━━━━━ DATA TO USE ━━━━━
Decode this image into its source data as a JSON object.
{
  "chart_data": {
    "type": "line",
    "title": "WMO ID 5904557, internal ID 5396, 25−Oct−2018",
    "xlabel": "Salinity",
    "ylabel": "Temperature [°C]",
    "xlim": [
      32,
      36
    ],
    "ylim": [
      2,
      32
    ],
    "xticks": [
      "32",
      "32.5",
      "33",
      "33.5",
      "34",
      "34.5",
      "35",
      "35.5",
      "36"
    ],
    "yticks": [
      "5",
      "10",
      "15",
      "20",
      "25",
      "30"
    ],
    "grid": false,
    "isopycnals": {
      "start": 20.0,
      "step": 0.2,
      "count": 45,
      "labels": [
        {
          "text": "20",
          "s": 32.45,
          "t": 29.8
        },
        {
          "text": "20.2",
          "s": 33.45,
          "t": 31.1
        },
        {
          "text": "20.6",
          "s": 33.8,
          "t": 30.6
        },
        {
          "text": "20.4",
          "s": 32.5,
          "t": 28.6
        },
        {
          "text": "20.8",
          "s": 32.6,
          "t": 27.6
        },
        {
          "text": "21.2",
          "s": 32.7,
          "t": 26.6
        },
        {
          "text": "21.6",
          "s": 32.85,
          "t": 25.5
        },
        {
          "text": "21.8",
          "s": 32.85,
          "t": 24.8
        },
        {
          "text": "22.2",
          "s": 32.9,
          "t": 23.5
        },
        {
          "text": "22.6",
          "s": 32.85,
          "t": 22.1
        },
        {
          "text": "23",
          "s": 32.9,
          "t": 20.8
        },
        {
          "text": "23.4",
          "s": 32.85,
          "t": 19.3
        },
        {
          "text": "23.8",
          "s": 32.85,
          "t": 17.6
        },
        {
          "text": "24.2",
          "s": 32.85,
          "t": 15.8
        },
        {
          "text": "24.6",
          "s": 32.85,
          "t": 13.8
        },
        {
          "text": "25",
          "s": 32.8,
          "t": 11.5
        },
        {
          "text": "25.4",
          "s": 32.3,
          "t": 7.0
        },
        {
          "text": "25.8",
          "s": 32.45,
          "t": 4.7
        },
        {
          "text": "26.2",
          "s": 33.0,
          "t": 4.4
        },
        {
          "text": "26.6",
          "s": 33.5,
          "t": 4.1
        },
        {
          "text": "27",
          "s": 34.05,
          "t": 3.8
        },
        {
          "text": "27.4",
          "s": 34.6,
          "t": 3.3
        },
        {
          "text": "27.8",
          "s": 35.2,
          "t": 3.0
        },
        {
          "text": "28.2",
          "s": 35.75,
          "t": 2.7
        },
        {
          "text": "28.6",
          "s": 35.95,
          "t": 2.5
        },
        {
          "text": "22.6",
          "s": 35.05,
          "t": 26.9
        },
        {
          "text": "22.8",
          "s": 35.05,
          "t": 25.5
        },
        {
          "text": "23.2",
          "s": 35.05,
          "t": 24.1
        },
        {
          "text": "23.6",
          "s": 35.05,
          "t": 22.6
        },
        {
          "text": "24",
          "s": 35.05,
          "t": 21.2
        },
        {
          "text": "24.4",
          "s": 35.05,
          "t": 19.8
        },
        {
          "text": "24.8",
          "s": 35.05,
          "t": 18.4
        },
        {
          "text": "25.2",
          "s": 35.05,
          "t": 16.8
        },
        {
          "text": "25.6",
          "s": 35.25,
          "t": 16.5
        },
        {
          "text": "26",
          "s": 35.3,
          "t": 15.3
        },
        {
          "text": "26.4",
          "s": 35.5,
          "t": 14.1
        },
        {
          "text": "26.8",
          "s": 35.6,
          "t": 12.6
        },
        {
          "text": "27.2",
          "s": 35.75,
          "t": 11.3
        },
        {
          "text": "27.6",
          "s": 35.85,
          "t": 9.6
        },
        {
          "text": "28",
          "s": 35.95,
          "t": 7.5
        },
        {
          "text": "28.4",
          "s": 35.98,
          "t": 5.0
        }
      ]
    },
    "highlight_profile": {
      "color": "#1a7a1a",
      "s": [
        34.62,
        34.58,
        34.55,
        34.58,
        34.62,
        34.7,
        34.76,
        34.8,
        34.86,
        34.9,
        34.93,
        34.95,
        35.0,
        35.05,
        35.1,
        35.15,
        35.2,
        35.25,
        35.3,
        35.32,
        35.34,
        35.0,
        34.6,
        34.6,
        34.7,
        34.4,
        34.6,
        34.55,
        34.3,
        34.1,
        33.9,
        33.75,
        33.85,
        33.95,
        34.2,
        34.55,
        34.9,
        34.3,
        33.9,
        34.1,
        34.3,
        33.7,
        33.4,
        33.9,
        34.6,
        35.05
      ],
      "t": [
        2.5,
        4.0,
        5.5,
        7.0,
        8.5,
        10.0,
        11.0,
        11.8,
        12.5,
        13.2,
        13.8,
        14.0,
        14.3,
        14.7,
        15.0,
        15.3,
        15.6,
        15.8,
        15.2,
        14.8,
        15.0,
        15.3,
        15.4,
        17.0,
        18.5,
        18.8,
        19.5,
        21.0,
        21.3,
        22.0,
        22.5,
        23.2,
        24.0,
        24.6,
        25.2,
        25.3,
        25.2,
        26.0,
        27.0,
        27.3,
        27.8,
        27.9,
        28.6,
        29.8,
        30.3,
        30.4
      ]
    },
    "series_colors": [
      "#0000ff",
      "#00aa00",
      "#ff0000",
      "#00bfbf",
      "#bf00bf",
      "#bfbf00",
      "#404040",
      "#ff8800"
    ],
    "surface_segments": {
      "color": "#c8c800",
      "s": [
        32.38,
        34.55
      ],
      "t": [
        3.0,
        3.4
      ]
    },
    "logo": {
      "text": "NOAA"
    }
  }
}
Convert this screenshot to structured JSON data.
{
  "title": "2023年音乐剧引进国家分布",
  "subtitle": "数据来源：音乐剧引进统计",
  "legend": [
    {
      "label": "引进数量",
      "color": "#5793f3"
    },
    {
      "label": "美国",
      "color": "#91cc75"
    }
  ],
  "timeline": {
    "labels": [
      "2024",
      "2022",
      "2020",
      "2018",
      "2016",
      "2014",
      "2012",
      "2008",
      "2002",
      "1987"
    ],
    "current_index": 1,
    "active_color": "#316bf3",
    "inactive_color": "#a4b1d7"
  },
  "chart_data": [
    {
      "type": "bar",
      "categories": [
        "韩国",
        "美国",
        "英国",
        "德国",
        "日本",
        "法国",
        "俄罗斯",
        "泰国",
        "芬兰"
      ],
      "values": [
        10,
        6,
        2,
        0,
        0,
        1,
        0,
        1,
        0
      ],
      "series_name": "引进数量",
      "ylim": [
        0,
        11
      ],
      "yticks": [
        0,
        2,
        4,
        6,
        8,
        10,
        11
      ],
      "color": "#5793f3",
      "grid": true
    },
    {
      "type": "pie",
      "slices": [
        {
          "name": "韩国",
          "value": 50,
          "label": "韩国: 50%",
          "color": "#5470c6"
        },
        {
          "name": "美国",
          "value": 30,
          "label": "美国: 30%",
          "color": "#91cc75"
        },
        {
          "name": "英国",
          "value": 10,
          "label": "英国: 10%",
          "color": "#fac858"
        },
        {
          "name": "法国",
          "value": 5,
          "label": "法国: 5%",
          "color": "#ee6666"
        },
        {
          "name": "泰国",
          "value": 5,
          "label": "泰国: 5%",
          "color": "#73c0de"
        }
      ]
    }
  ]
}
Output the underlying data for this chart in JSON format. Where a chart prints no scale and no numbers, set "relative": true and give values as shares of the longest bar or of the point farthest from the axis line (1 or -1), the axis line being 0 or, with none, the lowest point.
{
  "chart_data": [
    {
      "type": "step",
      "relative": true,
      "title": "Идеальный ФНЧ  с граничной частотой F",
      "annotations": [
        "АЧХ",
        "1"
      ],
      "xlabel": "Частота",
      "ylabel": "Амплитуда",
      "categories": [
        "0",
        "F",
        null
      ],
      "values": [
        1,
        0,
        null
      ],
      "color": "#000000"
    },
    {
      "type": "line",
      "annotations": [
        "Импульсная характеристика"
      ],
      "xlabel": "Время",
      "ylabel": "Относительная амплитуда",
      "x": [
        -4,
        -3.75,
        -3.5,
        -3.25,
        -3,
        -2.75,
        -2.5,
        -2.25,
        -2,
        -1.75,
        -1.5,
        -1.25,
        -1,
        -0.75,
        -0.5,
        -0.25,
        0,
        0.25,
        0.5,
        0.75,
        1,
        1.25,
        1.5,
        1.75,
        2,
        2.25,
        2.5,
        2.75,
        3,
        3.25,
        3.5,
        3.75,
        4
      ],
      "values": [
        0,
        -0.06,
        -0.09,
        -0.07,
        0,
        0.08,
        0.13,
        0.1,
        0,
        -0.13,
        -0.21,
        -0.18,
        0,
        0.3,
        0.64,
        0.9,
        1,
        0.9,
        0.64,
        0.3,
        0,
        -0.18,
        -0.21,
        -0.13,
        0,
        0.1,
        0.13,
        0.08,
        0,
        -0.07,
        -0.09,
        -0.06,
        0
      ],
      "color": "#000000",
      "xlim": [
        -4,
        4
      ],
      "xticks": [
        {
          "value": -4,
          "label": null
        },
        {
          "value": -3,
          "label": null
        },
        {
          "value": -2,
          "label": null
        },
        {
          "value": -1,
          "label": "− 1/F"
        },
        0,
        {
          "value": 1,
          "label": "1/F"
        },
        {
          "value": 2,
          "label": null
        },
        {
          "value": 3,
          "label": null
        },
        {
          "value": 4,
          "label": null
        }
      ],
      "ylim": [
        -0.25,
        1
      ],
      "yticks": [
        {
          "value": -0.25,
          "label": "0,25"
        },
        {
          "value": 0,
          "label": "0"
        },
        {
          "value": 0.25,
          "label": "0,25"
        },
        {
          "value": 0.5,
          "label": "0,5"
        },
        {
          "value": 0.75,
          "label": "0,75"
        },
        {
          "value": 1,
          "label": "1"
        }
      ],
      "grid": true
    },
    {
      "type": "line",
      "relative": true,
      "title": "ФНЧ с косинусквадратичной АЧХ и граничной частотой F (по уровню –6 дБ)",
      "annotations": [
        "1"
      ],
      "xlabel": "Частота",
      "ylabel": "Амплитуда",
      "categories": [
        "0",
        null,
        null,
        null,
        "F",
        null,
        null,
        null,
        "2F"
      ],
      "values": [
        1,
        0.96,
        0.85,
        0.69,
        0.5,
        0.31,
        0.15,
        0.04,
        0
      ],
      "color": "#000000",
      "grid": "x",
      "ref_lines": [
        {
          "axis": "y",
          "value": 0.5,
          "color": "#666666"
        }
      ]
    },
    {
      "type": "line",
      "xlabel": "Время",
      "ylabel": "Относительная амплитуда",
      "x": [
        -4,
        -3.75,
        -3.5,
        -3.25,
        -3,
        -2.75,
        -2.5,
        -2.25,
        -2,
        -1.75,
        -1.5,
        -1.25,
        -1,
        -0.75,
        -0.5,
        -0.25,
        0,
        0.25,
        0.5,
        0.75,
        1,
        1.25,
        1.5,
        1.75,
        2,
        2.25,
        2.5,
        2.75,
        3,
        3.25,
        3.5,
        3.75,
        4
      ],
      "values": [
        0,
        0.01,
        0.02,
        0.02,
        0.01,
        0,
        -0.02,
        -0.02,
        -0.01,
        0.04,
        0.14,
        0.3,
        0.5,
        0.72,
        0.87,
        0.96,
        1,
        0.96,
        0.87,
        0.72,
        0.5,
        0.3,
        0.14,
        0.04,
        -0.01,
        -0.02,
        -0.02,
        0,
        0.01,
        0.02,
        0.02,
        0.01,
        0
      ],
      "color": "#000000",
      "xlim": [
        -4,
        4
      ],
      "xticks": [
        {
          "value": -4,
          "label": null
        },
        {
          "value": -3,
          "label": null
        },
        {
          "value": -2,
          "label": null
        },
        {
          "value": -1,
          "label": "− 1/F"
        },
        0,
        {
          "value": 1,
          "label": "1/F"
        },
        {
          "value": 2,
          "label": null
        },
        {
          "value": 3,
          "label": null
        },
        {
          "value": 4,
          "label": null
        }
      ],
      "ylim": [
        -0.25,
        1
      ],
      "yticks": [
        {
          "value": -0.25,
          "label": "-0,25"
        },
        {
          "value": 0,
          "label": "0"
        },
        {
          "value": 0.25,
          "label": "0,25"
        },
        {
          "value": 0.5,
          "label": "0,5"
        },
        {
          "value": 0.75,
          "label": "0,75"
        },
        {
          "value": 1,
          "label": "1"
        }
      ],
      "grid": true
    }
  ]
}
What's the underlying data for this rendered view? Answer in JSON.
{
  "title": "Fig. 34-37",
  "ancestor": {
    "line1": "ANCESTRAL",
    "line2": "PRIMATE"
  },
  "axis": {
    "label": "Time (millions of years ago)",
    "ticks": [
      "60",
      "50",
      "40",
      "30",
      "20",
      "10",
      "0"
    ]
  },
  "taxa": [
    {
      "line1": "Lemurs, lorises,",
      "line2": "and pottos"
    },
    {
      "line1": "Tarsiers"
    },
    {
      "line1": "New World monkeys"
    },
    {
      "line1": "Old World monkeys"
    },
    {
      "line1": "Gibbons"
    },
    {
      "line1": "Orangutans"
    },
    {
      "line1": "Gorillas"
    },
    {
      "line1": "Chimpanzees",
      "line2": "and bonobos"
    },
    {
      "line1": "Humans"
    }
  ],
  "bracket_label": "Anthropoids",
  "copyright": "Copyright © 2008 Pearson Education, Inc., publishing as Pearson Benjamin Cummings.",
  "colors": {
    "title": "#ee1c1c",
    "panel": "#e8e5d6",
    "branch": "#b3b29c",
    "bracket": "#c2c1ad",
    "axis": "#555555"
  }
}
━━━━━
**YOUR GOAL**
Pull out every line of the records above that contains the word "monkeys".

**SOLUTION**
      "line1": "New World monkeys"
      "line1": "Old World monkeys"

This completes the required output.